=== Task to carry out ===
Retype the material that follows, keeping every word as it is.

=== Source data ===
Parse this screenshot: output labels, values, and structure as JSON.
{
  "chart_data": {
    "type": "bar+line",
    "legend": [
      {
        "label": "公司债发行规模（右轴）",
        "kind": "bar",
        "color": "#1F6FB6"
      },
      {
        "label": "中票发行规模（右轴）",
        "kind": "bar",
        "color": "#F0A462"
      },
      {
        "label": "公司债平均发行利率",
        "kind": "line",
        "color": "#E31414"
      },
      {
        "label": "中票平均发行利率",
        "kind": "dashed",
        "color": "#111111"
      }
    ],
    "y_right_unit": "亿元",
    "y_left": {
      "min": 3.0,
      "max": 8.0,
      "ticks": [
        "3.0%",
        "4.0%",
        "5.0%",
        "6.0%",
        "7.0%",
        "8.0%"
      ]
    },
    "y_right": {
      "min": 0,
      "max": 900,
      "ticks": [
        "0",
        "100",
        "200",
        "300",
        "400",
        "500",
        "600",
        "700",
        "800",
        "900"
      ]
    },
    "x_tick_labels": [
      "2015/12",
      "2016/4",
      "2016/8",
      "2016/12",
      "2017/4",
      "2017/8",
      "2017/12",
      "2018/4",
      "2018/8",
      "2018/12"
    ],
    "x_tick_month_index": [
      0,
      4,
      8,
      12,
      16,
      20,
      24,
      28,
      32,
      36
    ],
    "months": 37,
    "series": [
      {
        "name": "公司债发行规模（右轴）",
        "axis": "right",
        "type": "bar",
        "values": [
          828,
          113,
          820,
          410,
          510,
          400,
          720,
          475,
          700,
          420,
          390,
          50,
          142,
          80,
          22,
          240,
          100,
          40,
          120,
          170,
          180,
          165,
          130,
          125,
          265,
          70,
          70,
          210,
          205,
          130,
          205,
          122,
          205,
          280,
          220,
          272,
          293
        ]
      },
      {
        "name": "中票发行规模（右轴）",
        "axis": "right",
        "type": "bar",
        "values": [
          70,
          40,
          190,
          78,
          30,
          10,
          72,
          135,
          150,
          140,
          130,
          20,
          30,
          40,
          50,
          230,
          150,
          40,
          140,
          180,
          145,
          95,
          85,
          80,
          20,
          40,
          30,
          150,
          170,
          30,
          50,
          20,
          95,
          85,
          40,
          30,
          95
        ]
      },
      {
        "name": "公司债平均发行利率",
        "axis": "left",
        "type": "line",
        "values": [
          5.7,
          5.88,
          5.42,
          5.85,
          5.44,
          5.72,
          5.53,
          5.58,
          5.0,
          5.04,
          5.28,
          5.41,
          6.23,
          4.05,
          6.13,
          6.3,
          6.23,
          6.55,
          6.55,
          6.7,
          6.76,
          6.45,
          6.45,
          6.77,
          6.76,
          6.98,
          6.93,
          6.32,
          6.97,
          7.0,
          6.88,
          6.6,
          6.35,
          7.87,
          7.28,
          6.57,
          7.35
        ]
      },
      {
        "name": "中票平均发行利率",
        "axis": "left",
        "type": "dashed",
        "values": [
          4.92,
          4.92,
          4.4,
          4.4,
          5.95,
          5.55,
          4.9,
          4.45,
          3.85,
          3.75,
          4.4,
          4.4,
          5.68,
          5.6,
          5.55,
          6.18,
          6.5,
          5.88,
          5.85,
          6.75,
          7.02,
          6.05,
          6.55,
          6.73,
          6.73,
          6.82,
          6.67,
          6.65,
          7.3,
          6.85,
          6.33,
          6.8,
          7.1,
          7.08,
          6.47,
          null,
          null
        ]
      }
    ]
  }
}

=== Solution for this task ===
Parse this screenshot: output labels, values, and structure as JSON.
{
  "chart_data": {
    "type": "bar+line",
    "legend": [
      {
        "label": "公司债发行规模（右轴）",
        "kind": "bar",
        "color": "#1F6FB6"
      },
      {
        "label": "中票发行规模（右轴）",
        "kind": "bar",
        "color": "#F0A462"
      },
      {
        "label": "公司债平均发行利率",
        "kind": "line",
        "color": "#E31414"
      },
      {
        "label": "中票平均发行利率",
        "kind": "dashed",
        "color": "#111111"
      }
    ],
    "y_right_unit": "亿元",
    "y_left": {
      "min": 3.0,
      "max": 8.0,
      "ticks": [
        "3.0%",
        "4.0%",
        "5.0%",
        "6.0%",
        "7.0%",
        "8.0%"
      ]
    },
    "y_right": {
      "min": 0,
      "max": 900,
      "ticks": [
        "0",
        "100",
        "200",
        "300",
        "400",
        "500",
        "600",
        "700",
        "800",
        "900"
      ]
    },
    "x_tick_labels": [
      "2015/12",
      "2016/4",
      "2016/8",
      "2016/12",
      "2017/4",
      "2017/8",
      "2017/12",
      "2018/4",
      "2018/8",
      "2018/12"
    ],
    "x_tick_month_index": [
      0,
      4,
      8,
      12,
      16,
      20,
      24,
      28,
      32,
      36
    ],
    "months": 37,
    "series": [
      {
        "name": "公司债发行规模（右轴）",
        "axis": "right",
        "type": "bar",
        "values": [
          828,
          113,
          820,
          410,
          510,
          400,
          720,
          475,
          700,
          420,
          390,
          50,
          142,
          80,
          22,
          240,
          100,
          40,
          120,
          170,
          180,
          165,
          130,
          125,
          265,
          70,
          70,
          210,
          205,
          130,
          205,
          122,
          205,
          280,
          220,
          272,
          293
        ]
      },
      {
        "name": "中票发行规模（右轴）",
        "axis": "right",
        "type": "bar",
        "values": [
          70,
          40,
          190,
          78,
          30,
          10,
          72,
          135,
          150,
          140,
          130,
          20,
          30,
          40,
          50,
          230,
          150,
          40,
          140,
          180,
          145,
          95,
          85,
          80,
          20,
          40,
          30,
          150,
          170,
          30,
          50,
          20,
          95,
          85,
          40,
          30,
          95
        ]
      },
      {
        "name": "公司债平均发行利率",
        "axis": "left",
        "type": "line",
        "values": [
          5.7,
          5.88,
          5.42,
          5.85,
          5.44,
          5.72,
          5.53,
          5.58,
          5.0,
          5.04,
          5.28,
          5.41,
          6.23,
          4.05,
          6.13,
          6.3,
          6.23,
          6.55,
          6.55,
          6.7,
          6.76,
          6.45,
          6.45,
          6.77,
          6.76,
          6.98,
          6.93,
          6.32,
          6.97,
          7.0,
          6.88,
          6.6,
          6.35,
          7.87,
          7.28,
          6.57,
          7.35
        ]
      },
      {
        "name": "中票平均发行利率",
        "axis": "left",
        "type": "dashed",
        "values": [
          4.92,
          4.92,
          4.4,
          4.4,
          5.95,
          5.55,
          4.9,
          4.45,
          3.85,
          3.75,
          4.4,
          4.4,
          5.68,
          5.6,
          5.55,
          6.18,
          6.5,
          5.88,
          5.85,
          6.75,
          7.02,
          6.05,
          6.55,
          6.73,
          6.73,
          6.82,
          6.67,
          6.65,
          7.3,
          6.85,
          6.33,
          6.8,
          7.1,
          7.08,
          6.47,
          null,
          null
        ]
      }
    ]
  }
}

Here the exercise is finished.